Written problem: Count only the lines of the records that hold "Baseline", then give the number without any other words.
=== Extracted information ===
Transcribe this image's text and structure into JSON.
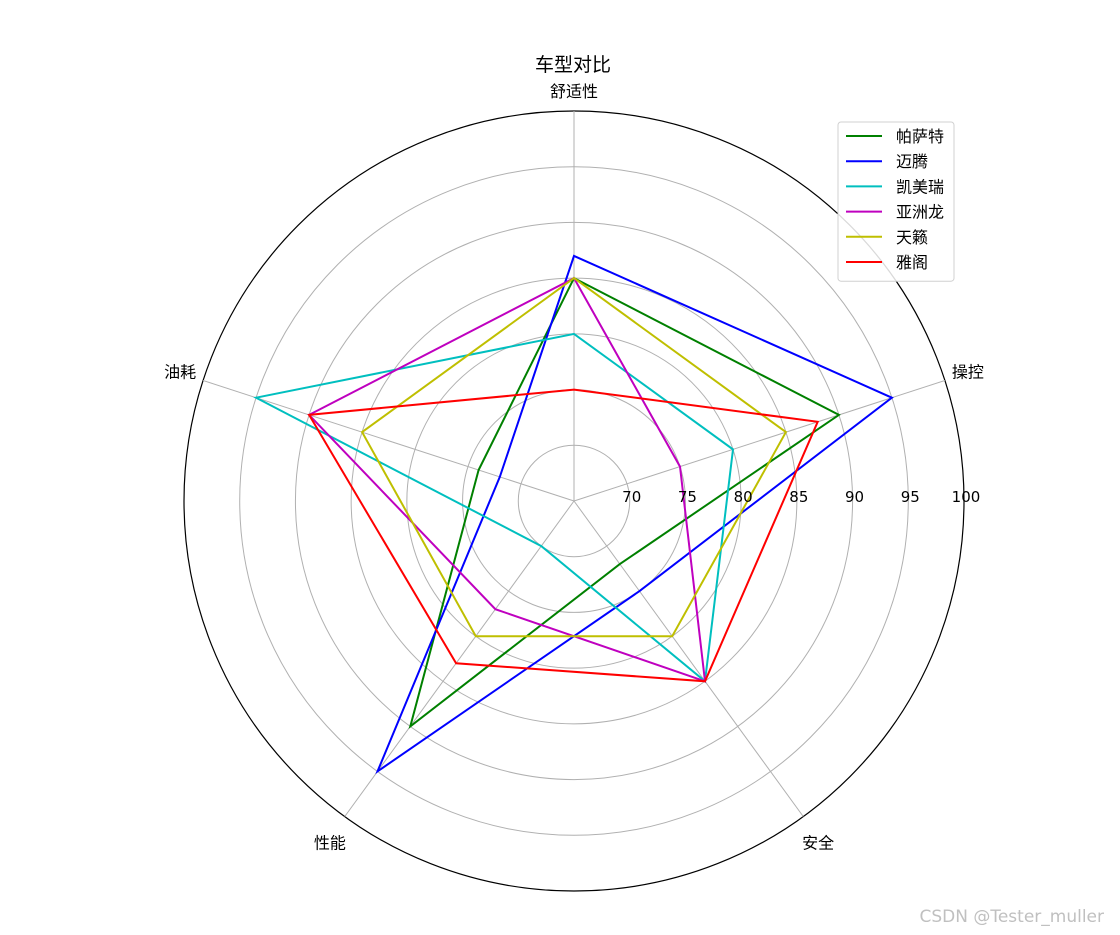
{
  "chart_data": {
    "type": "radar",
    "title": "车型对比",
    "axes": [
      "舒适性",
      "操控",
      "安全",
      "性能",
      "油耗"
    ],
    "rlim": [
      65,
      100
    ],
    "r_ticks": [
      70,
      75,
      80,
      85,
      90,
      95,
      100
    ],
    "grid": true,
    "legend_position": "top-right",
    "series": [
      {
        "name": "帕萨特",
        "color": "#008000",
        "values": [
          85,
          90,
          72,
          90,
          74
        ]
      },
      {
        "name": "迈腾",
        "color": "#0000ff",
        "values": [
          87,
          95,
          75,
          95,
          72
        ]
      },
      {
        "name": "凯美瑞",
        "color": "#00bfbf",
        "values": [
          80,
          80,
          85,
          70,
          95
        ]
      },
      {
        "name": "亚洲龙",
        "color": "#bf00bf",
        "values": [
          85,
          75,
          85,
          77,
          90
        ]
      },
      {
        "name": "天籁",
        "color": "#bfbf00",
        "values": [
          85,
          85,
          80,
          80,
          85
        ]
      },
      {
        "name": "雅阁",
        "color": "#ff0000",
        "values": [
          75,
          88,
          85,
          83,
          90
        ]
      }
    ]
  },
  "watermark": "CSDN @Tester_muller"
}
===
=== Extracted information ===
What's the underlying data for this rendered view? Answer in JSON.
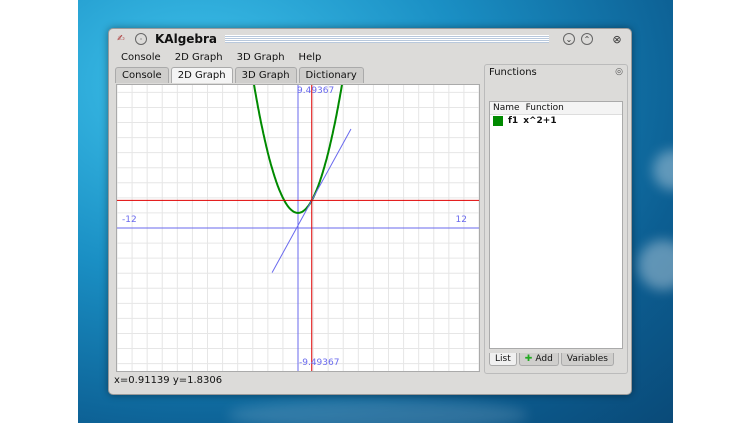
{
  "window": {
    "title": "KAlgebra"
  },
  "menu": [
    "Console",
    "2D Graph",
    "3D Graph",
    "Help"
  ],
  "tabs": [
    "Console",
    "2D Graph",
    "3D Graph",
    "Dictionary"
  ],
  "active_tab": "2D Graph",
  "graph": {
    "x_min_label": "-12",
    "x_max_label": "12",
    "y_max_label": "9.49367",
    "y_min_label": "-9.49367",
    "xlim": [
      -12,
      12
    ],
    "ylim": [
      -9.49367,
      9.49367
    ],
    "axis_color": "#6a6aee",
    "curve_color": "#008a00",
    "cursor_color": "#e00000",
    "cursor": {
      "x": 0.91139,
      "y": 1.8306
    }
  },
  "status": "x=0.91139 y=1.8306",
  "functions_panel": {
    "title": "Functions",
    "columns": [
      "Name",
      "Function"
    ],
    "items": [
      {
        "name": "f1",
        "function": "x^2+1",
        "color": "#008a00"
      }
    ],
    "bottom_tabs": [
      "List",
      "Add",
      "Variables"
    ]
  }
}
===
=== Extracted information ===
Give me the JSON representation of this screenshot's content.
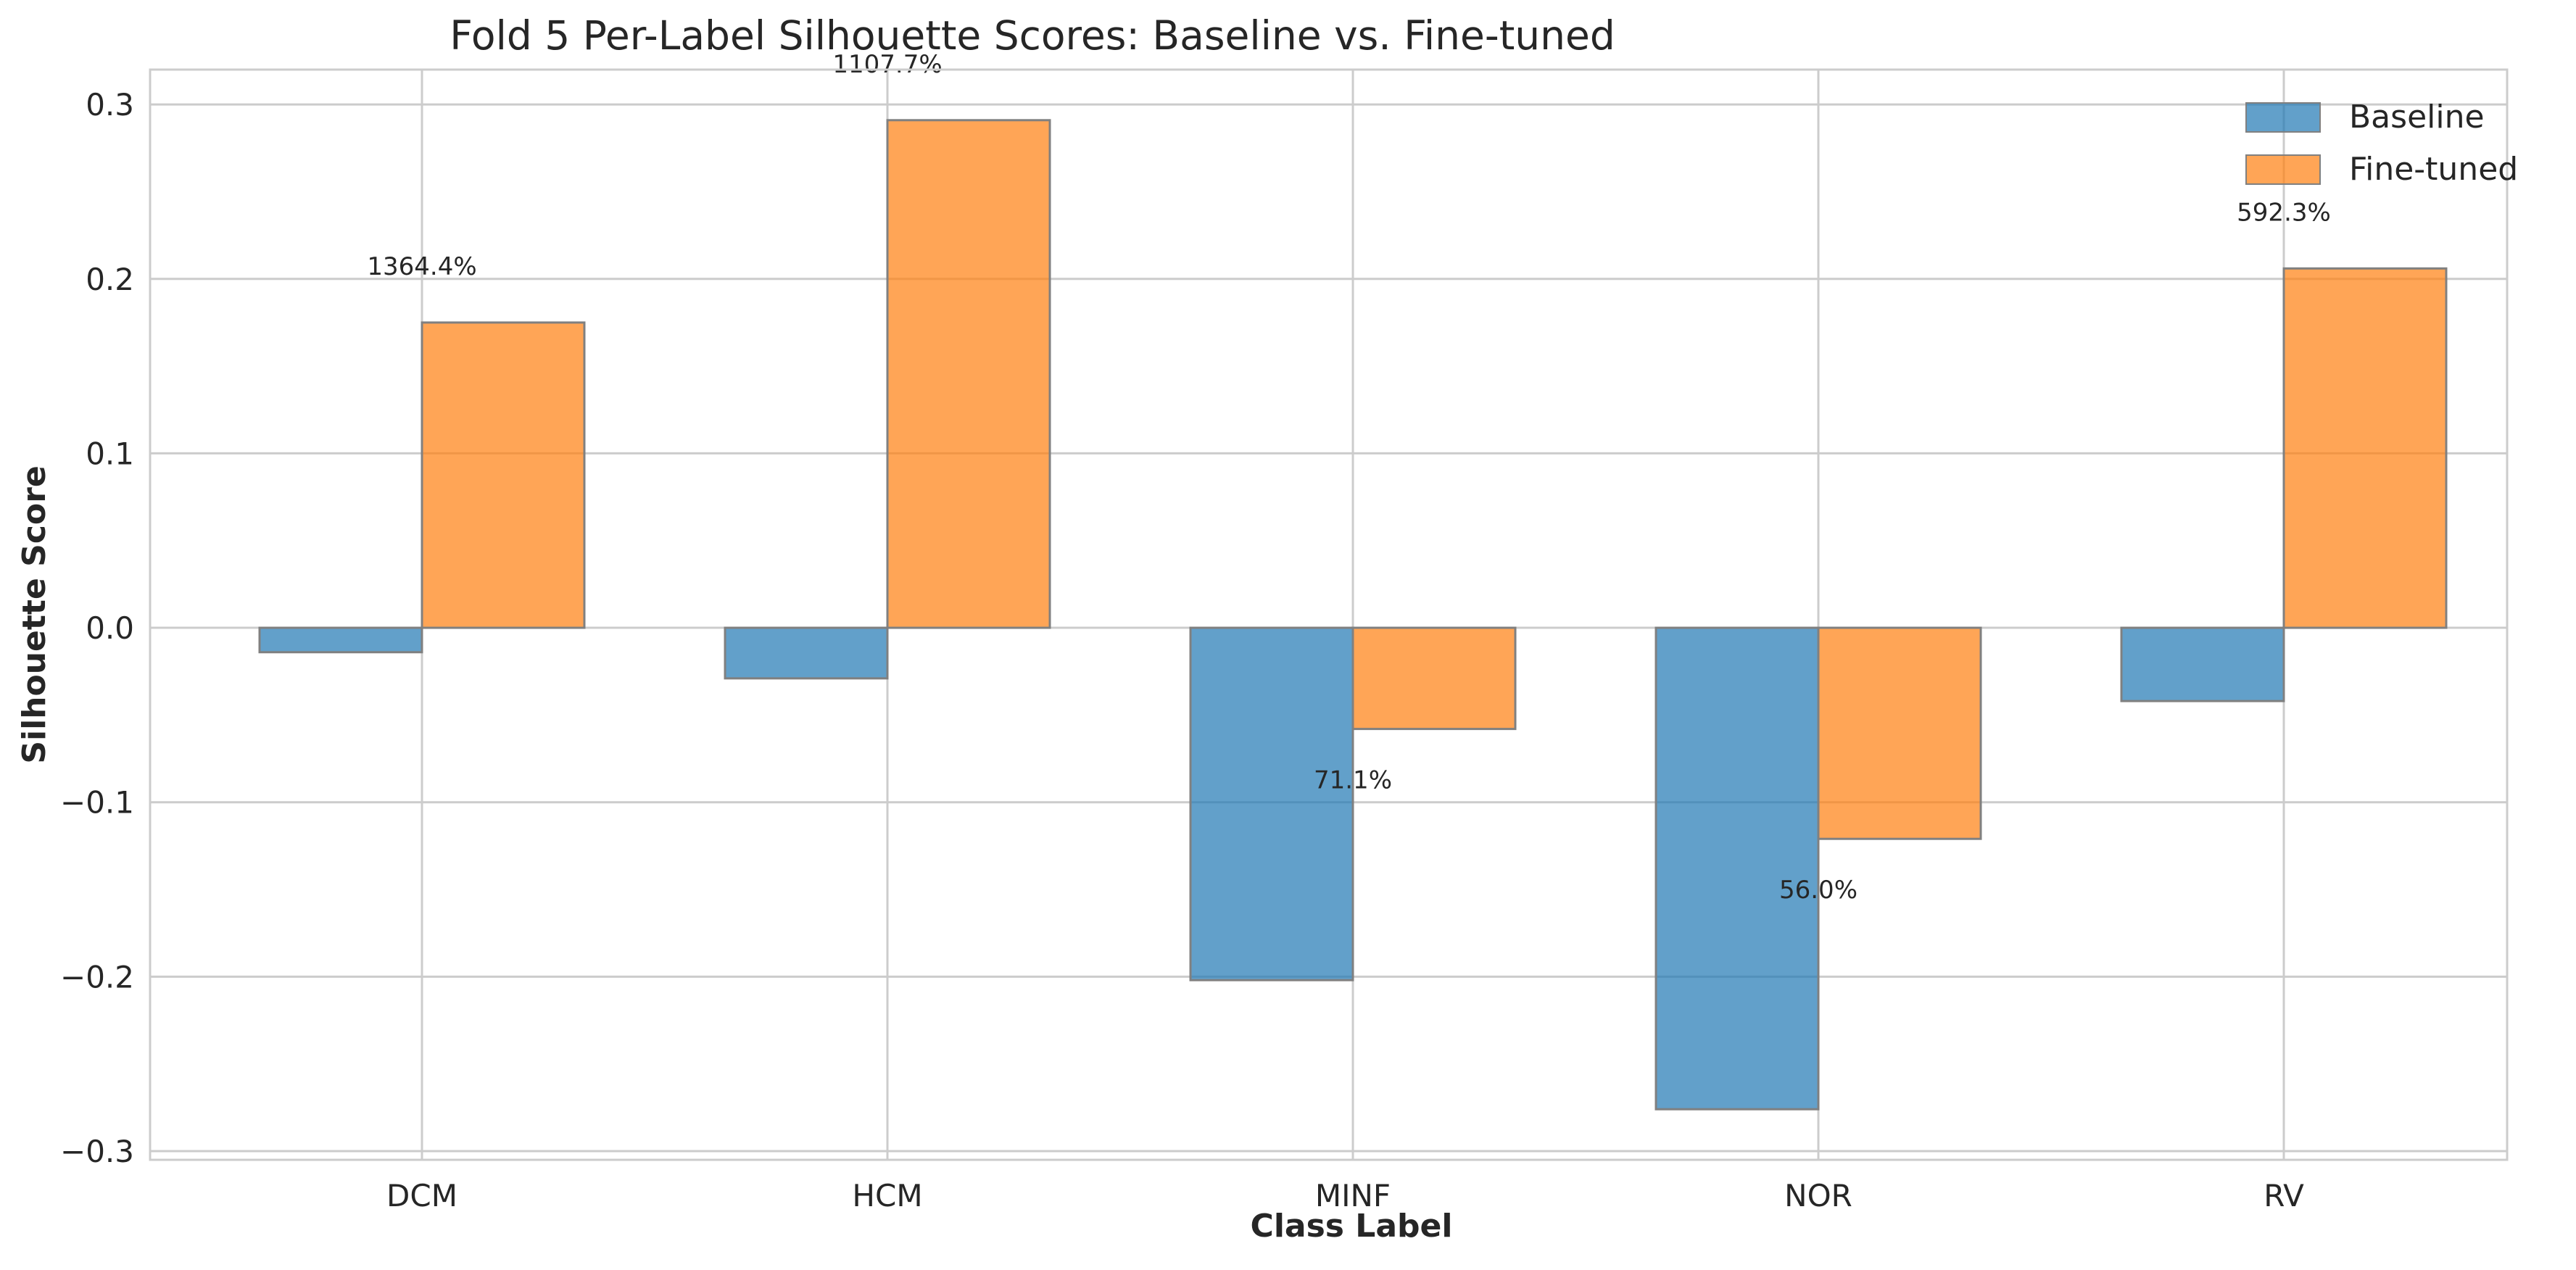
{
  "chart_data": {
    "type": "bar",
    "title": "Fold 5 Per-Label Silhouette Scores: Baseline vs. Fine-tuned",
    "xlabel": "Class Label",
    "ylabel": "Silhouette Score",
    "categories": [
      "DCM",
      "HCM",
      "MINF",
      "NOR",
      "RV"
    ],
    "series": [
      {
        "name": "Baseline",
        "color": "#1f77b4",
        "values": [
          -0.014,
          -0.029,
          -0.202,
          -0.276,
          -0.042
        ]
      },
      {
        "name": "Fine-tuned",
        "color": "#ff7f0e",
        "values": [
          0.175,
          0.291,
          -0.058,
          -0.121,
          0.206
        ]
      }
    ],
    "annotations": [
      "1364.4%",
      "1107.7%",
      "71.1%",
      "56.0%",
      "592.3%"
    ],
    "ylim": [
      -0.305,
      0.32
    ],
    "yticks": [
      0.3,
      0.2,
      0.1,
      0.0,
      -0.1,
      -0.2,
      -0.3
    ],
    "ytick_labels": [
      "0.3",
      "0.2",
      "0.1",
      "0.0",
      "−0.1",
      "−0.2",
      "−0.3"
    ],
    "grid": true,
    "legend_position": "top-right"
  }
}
===
Task solution: 2